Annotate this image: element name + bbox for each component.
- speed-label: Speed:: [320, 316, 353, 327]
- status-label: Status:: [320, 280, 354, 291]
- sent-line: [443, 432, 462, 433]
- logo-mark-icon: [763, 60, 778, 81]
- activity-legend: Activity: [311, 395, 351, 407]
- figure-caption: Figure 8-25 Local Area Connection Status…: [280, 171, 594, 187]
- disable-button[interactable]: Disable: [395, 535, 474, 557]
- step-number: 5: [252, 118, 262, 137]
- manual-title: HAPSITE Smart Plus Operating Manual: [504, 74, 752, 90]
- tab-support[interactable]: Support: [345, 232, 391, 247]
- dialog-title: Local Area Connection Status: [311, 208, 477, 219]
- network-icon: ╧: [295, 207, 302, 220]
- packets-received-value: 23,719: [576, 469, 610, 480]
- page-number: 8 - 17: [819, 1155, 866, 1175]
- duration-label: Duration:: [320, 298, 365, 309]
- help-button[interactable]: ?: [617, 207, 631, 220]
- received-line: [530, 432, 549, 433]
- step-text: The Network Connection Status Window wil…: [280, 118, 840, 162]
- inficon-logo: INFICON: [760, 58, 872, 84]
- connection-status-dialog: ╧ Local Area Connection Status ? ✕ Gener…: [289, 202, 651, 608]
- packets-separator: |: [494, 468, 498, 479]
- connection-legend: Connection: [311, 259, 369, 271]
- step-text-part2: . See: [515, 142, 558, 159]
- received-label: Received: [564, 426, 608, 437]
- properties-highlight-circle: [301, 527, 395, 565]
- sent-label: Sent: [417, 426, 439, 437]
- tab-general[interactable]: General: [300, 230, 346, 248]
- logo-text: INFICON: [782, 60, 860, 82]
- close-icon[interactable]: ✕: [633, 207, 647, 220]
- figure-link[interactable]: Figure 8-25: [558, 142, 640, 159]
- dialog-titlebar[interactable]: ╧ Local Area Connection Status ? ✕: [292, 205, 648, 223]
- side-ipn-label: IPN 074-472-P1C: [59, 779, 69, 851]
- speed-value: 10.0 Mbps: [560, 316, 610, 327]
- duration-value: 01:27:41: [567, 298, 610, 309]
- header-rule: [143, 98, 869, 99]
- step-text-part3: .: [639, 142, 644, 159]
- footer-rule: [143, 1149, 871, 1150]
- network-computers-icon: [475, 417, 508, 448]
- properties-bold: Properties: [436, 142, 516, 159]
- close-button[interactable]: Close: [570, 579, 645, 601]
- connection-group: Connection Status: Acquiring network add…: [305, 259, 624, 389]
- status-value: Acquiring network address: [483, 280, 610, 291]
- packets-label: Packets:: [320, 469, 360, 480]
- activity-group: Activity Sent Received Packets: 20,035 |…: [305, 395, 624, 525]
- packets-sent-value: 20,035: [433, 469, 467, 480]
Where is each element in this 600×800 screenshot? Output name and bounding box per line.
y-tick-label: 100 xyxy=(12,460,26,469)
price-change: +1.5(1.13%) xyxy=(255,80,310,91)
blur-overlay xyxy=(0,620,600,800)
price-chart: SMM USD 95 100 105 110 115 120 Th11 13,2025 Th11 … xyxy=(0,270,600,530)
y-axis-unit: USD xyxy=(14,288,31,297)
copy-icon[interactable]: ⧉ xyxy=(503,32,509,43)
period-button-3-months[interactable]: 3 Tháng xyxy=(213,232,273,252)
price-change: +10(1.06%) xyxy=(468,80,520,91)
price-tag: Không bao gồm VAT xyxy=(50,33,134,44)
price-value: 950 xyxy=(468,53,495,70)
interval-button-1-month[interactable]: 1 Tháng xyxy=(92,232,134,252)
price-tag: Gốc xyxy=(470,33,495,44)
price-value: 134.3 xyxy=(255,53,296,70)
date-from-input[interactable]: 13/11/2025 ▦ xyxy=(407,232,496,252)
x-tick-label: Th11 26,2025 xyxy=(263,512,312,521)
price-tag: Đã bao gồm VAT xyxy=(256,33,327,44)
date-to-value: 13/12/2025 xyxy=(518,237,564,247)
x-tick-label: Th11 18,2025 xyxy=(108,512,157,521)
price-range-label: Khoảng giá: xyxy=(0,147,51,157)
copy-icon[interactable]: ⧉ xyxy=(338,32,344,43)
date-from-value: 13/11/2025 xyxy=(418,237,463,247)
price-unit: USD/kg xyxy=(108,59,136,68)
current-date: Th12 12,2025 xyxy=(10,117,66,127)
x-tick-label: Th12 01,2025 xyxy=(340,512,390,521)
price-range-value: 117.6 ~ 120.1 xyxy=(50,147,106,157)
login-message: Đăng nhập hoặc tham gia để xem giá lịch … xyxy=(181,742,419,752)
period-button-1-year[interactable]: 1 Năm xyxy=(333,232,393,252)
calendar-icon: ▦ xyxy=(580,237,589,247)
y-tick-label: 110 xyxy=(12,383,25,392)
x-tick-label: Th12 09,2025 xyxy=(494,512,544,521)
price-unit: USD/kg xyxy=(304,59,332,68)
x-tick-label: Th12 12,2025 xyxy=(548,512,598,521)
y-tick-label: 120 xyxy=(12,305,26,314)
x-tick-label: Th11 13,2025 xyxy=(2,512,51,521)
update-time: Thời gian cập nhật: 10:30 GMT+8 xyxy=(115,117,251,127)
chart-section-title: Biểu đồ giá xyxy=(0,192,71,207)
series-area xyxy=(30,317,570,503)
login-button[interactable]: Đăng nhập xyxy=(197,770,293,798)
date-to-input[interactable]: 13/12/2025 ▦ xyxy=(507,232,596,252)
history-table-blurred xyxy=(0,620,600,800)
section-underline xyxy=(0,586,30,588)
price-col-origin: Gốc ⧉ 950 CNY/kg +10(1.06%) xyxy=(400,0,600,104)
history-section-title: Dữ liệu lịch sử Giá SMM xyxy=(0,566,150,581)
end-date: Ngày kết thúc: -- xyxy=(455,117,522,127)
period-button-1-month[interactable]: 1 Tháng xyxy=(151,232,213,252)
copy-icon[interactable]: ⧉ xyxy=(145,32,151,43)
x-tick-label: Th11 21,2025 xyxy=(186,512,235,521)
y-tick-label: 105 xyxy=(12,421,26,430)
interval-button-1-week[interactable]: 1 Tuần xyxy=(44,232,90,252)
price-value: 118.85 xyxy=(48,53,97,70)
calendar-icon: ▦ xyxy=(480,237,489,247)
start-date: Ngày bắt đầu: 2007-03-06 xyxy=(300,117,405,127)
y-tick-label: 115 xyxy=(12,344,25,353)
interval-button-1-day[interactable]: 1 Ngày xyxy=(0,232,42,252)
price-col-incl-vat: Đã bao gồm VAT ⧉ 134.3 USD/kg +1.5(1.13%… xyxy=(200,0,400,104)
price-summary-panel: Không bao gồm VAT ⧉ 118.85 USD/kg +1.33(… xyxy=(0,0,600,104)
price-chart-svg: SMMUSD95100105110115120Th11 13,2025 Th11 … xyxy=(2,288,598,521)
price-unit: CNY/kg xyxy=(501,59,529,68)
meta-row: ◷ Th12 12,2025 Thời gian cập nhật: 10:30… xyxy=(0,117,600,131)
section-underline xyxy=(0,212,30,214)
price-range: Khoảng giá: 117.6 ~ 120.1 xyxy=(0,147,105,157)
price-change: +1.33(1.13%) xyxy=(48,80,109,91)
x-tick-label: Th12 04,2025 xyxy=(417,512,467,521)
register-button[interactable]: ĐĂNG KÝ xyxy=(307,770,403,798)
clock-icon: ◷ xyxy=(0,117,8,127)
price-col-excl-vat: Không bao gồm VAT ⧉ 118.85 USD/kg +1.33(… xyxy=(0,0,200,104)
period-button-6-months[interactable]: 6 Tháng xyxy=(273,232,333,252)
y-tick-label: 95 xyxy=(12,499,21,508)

* **Task details**:
Present the entries from their first line through the line containing "- figure-caption: Figure" as a Markdown table with the columns No. and Text, one row per line, skipping blank lines.

* **Task output**:
| No. | Text |
|---|---|
| 1 | Annotate this image: element name + bbox for each component. |
| 2 | - speed-label: Speed:: [320, 316, 353, 327] |
| 3 | - status-label: Status:: [320, 280, 354, 291] |
| 4 | - sent-line: [443, 432, 462, 433] |
| 5 | - logo-mark-icon: [763, 60, 778, 81] |
| 6 | - activity-legend: Activity: [311, 395, 351, 407] |
| 7 | - figure-caption: Figure 8-25 Local Area Connection Status…: [280, 171, 594, 187] |